**** Data to use

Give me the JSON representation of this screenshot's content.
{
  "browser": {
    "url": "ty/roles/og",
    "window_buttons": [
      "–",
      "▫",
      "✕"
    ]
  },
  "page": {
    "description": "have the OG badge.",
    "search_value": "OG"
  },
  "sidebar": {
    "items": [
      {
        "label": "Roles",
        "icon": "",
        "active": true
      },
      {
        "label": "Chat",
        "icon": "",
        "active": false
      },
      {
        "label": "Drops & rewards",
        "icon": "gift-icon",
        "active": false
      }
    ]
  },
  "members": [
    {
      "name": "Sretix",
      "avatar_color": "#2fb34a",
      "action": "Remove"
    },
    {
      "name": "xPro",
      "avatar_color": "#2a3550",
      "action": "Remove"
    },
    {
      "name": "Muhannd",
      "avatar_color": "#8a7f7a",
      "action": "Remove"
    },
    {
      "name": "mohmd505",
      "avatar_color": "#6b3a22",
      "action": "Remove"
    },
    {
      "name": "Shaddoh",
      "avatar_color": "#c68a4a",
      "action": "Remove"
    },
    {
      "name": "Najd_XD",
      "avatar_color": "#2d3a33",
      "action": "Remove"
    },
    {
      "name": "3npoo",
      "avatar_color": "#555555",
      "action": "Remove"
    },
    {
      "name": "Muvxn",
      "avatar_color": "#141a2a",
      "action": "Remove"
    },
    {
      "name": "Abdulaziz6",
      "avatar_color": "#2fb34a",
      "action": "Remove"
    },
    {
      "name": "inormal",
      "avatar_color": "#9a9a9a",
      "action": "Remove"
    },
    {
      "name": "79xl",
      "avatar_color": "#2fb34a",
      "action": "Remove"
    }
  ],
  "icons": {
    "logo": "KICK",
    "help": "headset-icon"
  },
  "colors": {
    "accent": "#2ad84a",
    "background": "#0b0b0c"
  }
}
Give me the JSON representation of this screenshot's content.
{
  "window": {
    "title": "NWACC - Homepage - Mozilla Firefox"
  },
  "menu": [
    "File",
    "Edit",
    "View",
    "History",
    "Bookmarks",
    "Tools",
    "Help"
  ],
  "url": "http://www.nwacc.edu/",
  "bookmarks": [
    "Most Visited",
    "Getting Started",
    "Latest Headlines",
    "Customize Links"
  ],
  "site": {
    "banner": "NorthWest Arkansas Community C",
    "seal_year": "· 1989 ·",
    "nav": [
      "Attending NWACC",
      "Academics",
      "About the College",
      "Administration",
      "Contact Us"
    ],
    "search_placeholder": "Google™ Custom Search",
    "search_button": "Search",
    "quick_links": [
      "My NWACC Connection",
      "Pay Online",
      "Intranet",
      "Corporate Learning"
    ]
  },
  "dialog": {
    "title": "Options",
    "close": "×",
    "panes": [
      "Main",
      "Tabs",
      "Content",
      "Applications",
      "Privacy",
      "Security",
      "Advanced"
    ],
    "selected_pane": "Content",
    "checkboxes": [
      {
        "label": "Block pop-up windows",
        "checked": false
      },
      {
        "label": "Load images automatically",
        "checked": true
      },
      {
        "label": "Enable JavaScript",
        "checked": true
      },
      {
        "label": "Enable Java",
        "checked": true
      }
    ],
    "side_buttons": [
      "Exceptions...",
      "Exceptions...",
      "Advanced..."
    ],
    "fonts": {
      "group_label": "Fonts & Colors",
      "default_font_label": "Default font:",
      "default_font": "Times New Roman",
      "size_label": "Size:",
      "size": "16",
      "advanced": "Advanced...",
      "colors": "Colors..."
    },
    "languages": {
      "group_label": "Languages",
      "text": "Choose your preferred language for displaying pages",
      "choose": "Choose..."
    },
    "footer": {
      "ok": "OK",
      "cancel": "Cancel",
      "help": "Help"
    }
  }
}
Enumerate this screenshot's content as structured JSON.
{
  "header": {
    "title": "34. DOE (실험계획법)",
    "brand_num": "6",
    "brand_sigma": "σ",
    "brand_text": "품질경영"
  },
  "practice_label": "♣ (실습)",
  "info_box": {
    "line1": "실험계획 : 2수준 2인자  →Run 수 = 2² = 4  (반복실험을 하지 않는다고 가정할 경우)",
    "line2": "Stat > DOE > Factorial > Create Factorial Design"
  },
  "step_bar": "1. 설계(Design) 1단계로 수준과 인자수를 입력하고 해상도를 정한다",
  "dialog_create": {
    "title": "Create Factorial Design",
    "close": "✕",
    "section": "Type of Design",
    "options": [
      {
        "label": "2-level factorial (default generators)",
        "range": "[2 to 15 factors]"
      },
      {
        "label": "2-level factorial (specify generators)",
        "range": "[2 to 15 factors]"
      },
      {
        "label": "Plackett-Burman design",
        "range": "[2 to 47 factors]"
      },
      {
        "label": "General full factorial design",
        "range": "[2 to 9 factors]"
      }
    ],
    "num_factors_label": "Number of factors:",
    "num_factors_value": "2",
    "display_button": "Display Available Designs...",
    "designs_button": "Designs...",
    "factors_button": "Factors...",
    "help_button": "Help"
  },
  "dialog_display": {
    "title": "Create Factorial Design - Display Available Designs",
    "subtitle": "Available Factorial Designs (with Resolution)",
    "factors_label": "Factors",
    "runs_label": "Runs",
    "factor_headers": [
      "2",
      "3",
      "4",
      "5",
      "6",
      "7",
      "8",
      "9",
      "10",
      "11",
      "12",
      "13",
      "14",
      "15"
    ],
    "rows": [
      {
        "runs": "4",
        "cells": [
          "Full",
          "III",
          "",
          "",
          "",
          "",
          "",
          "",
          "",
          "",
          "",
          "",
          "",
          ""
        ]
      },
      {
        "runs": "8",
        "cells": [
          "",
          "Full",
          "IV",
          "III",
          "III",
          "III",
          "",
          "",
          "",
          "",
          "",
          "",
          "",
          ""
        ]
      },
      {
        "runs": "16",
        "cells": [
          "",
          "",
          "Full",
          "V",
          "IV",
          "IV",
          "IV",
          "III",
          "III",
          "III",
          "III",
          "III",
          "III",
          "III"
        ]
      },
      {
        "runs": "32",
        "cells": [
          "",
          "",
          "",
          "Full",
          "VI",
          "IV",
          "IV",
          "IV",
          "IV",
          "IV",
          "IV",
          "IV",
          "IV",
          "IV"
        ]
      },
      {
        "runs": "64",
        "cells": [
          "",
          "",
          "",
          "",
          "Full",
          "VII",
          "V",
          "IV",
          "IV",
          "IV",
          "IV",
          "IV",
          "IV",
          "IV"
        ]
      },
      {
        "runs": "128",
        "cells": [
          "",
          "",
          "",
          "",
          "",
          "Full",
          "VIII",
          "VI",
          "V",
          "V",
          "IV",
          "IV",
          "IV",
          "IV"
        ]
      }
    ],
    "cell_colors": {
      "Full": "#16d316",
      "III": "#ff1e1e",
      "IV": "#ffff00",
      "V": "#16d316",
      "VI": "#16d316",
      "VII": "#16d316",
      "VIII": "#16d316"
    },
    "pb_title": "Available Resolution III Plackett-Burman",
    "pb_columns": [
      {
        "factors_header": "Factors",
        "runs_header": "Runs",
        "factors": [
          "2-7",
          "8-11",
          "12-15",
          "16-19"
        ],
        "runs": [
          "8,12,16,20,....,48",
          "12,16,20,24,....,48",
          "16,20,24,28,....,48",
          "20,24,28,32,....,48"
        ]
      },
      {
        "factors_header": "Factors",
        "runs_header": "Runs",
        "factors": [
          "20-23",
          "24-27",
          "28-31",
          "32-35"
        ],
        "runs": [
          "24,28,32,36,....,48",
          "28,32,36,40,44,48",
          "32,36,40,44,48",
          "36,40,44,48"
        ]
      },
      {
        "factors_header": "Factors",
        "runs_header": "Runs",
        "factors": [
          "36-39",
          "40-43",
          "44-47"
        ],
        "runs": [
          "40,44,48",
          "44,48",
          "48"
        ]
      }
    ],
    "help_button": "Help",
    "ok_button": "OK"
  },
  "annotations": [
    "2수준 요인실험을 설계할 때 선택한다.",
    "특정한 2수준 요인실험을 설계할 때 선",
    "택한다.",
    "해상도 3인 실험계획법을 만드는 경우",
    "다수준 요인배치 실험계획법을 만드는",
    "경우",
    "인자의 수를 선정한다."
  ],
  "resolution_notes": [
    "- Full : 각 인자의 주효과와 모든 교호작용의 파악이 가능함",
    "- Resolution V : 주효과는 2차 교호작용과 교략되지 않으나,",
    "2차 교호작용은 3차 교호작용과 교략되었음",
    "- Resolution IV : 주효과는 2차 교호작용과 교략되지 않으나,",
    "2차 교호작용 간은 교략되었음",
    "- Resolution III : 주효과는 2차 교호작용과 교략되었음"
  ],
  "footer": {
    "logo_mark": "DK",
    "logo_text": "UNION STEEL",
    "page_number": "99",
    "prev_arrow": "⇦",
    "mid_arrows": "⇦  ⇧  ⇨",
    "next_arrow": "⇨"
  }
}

********

__Set exercise__: Within the material above, find the lines that contain the word "교호작용과"; copy them.

__Solution to this task__:
    "- Resolution V : 주효과는 2차 교호작용과 교략되지 않으나,",
    "2차 교호작용은 3차 교호작용과 교략되었음",
    "- Resolution IV : 주효과는 2차 교호작용과 교략되지 않으나,",
    "- Resolution III : 주효과는 2차 교호작용과 교략되었음"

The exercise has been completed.